[INSTRUCTIONS TO FOLLOW] Write out each line word for word. Drop pictures.

[RECORDS FOR THE TASK]
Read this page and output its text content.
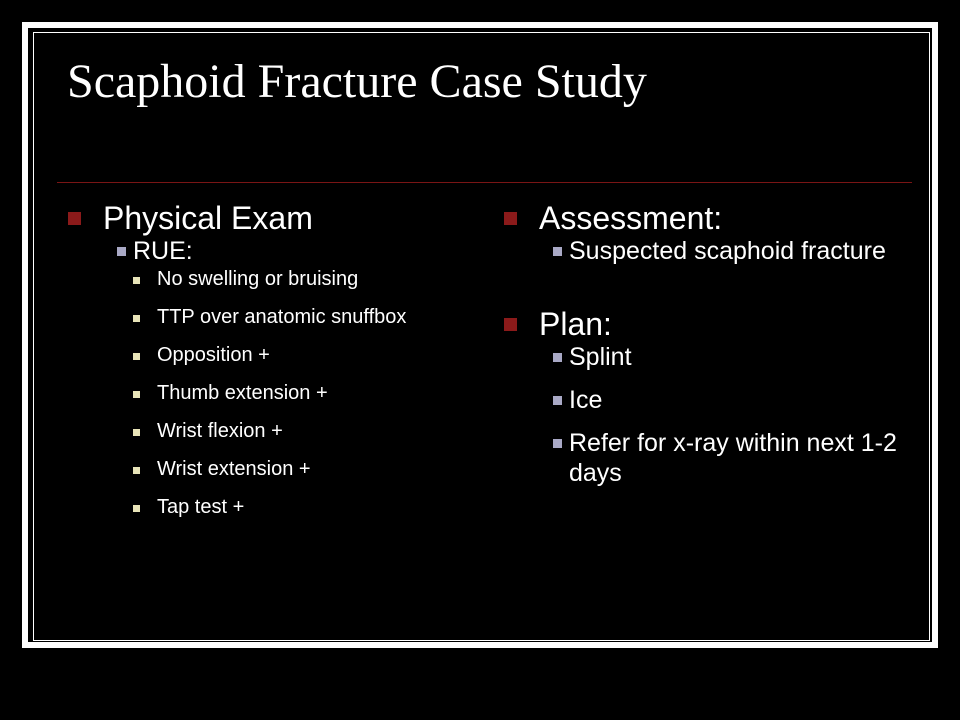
Scaphoid Fracture Case Study
Physical Exam
RUE:
No swelling or bruising
TTP over anatomic snuffbox
Opposition +
Thumb extension +
Wrist flexion +
Wrist extension +
Tap test +
Assessment:
Suspected scaphoid fracture
Plan:
Splint
Ice
Refer for x-ray within next 1-2 days
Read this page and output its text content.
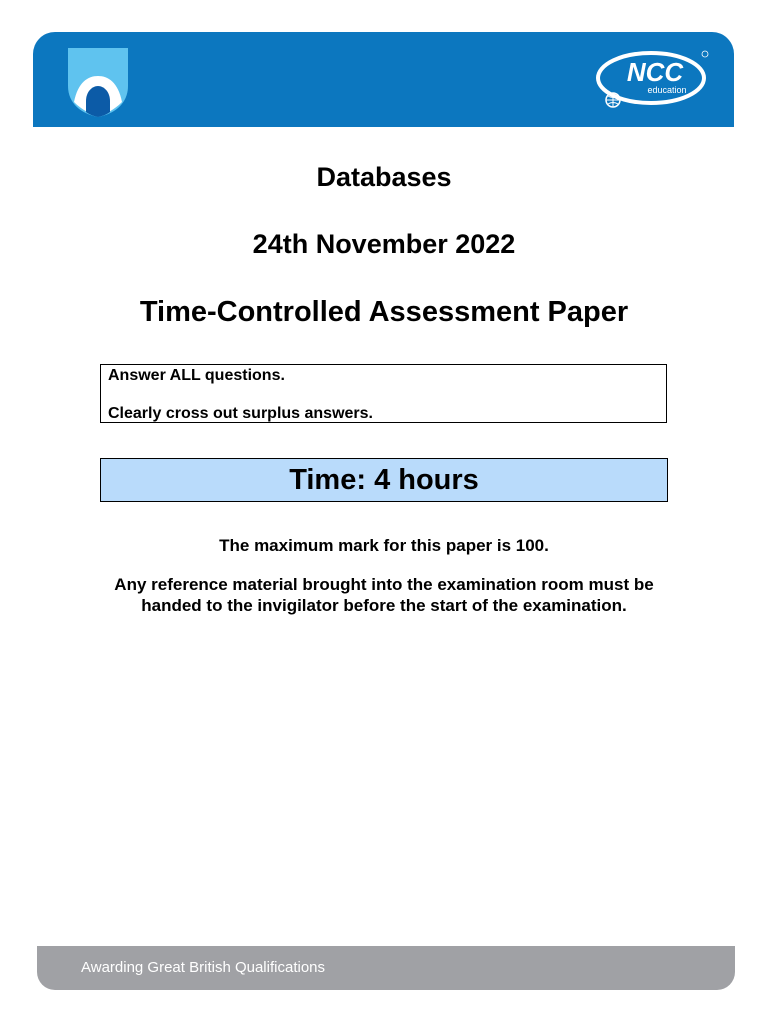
NCC
education
Databases
24th November 2022
Time-Controlled Assessment Paper
Answer ALL questions.
Clearly cross out surplus answers.
Time: 4 hours
The maximum mark for this paper is 100.
Any reference material brought into the examination room must be
handed to the invigilator before the start of the examination.
Awarding Great British Qualifications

[FULL SOLUTION]
Read this page and output its text content.
Scaphoid Fracture Case Study
Physical Exam
RUE:
No swelling or bruising
TTP over anatomic snuffbox
Opposition +
Thumb extension +
Wrist flexion +
Wrist extension +
Tap test +
Assessment:
Suspected scaphoid fracture
Plan:
Splint
Ice
Refer for x-ray within next 1-2 days
Read this page and output its text content.
NCC
education
Databases
24th November 2022
Time-Controlled Assessment Paper
Answer ALL questions.
Clearly cross out surplus answers.
Time: 4 hours
The maximum mark for this paper is 100.
Any reference material brought into the examination room must be
handed to the invigilator before the start of the examination.
Awarding Great British Qualifications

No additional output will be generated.